TO DO » Produce an exact copy of the lines from the line containing "What text is on this page?" through the last line of the entries below, and only those lines.

## Start

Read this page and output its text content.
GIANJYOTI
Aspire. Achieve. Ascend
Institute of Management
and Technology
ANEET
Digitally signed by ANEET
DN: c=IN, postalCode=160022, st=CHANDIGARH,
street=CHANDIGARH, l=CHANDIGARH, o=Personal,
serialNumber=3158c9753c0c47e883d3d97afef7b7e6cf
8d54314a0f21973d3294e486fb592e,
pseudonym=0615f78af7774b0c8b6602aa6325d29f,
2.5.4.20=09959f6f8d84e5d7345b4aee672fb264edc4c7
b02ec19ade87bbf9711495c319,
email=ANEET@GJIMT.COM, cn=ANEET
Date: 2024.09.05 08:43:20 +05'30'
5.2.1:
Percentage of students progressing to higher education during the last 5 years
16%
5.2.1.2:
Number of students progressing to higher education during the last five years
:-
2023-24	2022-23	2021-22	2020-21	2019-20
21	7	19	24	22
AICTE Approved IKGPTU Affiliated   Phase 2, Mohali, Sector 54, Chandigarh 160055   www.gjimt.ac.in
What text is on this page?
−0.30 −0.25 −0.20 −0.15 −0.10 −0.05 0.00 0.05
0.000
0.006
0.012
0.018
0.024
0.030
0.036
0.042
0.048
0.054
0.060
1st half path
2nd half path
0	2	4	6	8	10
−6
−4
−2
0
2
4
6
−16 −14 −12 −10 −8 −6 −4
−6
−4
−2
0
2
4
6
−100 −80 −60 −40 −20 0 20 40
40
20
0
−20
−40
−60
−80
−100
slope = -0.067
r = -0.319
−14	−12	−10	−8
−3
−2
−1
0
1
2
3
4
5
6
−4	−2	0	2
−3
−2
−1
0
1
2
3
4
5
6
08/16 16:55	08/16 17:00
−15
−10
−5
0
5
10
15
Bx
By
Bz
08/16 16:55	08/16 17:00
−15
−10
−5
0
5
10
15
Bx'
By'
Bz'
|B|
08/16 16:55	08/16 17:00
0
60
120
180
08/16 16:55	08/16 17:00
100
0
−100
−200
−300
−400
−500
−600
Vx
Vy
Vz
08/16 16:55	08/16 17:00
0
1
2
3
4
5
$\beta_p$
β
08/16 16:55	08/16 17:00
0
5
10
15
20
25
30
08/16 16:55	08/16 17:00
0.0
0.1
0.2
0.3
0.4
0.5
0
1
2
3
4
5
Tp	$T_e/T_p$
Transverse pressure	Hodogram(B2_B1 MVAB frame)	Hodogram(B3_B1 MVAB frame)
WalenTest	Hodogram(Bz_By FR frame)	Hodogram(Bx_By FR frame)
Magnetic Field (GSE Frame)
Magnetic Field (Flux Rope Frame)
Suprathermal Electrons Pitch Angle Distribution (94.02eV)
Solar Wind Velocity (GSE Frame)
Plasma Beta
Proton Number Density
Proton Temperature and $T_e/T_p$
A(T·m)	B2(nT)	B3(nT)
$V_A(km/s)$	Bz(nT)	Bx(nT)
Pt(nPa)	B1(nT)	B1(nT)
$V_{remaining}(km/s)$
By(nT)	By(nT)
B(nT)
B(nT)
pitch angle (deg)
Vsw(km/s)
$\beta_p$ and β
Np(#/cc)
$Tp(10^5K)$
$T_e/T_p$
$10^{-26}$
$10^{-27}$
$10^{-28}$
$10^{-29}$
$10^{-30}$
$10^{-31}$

## End

OUTPUT »
What text is on this page?
−0.30 −0.25 −0.20 −0.15 −0.10 −0.05 0.00 0.05
0.000
0.006
0.012
0.018
0.024
0.030
0.036
0.042
0.048
0.054
0.060
1st half path
2nd half path
0	2	4	6	8	10
−6
−4
−2
0
2
4
6
−16 −14 −12 −10 −8 −6 −4
−6
−4
−2
0
2
4
6
−100 −80 −60 −40 −20 0 20 40
40
20
0
−20
−40
−60
−80
−100
slope = -0.067
r = -0.319
−14	−12	−10	−8
−3
−2
−1
0
1
2
3
4
5
6
−4	−2	0	2
−3
−2
−1
0
1
2
3
4
5
6
08/16 16:55	08/16 17:00
−15
−10
−5
0
5
10
15
Bx
By
Bz
08/16 16:55	08/16 17:00
−15
−10
−5
0
5
10
15
Bx'
By'
Bz'
|B|
08/16 16:55	08/16 17:00
0
60
120
180
08/16 16:55	08/16 17:00
100
0
−100
−200
−300
−400
−500
−600
Vx
Vy
Vz
08/16 16:55	08/16 17:00
0
1
2
3
4
5
$\beta_p$
β
08/16 16:55	08/16 17:00
0
5
10
15
20
25
30
08/16 16:55	08/16 17:00
0.0
0.1
0.2
0.3
0.4
0.5
0
1
2
3
4
5
Tp	$T_e/T_p$
Transverse pressure	Hodogram(B2_B1 MVAB frame)	Hodogram(B3_B1 MVAB frame)
WalenTest	Hodogram(Bz_By FR frame)	Hodogram(Bx_By FR frame)
Magnetic Field (GSE Frame)
Magnetic Field (Flux Rope Frame)
Suprathermal Electrons Pitch Angle Distribution (94.02eV)
Solar Wind Velocity (GSE Frame)
Plasma Beta
Proton Number Density
Proton Temperature and $T_e/T_p$
A(T·m)	B2(nT)	B3(nT)
$V_A(km/s)$	Bz(nT)	Bx(nT)
Pt(nPa)	B1(nT)	B1(nT)
$V_{remaining}(km/s)$
By(nT)	By(nT)
B(nT)
B(nT)
pitch angle (deg)
Vsw(km/s)
$\beta_p$ and β
Np(#/cc)
$Tp(10^5K)$
$T_e/T_p$
$10^{-26}$
$10^{-27}$
$10^{-28}$
$10^{-29}$
$10^{-30}$
$10^{-31}$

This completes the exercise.